Entries provided:
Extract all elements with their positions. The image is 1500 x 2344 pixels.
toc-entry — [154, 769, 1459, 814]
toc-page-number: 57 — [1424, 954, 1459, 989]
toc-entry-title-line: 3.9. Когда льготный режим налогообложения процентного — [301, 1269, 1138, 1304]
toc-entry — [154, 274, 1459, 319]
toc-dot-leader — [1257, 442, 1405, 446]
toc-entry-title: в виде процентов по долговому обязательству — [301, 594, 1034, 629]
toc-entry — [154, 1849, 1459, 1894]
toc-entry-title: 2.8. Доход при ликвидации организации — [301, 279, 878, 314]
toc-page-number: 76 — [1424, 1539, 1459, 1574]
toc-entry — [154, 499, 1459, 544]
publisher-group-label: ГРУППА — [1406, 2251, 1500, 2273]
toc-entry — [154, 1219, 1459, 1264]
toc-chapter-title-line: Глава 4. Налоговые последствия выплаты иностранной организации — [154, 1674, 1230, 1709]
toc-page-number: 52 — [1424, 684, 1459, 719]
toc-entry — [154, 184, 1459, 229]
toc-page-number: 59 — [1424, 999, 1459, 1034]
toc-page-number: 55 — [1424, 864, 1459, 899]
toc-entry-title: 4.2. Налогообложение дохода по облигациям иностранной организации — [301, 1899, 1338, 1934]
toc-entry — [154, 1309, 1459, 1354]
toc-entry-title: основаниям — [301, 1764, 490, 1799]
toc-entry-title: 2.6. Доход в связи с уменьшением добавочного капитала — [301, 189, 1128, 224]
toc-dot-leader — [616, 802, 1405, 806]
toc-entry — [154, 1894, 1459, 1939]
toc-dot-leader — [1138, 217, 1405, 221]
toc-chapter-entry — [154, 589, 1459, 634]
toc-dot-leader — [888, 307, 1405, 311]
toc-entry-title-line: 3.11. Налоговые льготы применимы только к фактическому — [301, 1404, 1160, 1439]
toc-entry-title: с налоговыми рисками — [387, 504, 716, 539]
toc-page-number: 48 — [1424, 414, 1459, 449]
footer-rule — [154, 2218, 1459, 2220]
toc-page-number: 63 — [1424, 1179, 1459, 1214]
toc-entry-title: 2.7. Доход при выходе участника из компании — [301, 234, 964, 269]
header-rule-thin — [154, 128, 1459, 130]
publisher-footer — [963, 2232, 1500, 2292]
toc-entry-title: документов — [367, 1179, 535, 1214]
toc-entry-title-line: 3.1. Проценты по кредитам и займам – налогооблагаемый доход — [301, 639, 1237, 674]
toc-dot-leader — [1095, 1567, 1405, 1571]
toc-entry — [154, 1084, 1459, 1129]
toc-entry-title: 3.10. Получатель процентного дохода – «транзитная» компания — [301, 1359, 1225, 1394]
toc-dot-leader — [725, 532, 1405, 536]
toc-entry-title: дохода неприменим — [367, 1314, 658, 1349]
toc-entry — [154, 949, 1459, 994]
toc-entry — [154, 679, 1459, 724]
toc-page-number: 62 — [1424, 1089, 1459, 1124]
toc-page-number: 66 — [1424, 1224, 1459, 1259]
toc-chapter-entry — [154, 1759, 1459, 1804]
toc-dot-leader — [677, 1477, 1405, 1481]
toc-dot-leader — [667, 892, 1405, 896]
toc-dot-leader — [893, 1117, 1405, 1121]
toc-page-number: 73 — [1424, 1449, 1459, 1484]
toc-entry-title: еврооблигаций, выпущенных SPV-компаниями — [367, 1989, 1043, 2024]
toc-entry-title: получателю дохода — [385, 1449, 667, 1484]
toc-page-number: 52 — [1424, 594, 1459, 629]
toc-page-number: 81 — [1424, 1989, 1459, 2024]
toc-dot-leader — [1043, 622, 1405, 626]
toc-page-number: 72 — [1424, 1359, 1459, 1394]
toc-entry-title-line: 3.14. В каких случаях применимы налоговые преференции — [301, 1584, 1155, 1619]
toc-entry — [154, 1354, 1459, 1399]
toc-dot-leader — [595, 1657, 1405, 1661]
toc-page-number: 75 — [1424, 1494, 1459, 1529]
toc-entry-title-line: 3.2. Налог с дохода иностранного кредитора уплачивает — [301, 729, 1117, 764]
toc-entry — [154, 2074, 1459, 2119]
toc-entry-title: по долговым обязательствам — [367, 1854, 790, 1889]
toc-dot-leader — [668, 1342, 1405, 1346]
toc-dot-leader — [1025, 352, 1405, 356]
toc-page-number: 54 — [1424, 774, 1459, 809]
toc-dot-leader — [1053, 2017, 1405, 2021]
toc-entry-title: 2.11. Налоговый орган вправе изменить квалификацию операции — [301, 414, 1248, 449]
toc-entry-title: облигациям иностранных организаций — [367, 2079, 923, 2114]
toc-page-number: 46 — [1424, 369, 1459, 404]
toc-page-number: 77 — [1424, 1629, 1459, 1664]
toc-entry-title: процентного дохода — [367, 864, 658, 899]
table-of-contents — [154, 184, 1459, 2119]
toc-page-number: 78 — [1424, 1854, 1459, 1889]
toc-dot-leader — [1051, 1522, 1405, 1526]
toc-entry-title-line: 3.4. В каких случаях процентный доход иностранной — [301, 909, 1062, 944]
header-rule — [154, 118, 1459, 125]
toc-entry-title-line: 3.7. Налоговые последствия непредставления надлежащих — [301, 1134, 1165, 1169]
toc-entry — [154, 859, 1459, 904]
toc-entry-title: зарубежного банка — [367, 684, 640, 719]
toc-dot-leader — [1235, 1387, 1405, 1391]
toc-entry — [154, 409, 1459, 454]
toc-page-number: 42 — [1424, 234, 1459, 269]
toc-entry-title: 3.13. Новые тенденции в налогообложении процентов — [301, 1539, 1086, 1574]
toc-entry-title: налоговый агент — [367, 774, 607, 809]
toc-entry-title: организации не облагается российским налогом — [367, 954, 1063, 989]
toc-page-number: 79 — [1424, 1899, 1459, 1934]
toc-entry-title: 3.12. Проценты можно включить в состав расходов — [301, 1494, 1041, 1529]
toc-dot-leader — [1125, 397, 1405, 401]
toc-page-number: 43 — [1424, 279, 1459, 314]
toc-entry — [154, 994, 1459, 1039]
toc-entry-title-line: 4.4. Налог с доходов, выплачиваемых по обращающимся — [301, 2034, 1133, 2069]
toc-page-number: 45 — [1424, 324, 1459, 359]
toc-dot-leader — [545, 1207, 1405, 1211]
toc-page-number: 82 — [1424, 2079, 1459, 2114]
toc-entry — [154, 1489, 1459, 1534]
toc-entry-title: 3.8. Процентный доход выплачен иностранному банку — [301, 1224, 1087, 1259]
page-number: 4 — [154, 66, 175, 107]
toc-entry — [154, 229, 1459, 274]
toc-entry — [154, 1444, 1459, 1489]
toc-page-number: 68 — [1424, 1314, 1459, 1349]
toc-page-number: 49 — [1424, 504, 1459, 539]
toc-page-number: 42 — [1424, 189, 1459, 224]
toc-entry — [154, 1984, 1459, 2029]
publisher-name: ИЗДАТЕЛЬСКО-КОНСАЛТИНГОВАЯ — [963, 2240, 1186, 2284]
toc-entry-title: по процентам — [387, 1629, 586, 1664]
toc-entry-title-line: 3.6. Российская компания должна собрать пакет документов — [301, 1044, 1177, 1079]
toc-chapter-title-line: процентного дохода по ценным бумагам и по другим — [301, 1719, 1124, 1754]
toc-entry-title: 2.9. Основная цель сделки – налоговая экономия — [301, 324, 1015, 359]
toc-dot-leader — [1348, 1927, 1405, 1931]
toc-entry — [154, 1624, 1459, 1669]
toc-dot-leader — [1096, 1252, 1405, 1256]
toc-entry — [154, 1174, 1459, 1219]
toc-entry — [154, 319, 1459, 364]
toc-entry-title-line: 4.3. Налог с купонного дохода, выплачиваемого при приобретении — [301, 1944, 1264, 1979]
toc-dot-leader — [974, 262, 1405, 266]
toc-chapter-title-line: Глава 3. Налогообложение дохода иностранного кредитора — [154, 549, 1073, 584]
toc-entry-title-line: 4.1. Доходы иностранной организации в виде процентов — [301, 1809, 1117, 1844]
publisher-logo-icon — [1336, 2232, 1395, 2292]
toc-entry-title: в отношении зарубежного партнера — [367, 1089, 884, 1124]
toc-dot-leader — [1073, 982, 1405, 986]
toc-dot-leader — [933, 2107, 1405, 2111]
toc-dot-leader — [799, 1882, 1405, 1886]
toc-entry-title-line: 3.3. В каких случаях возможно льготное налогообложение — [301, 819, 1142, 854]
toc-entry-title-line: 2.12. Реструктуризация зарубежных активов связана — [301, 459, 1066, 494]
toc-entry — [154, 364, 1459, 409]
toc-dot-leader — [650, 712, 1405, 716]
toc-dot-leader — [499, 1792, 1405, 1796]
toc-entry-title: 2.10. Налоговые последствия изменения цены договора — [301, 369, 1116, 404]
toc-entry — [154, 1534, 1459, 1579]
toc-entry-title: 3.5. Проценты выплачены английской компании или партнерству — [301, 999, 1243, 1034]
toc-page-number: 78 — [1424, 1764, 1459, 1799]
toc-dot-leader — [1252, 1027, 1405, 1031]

Short exercise: Count the lines in the listing above that contain the string "облигациям", treating uppercase and lowercase as different, and reply with the number alone.

Response to the task: 2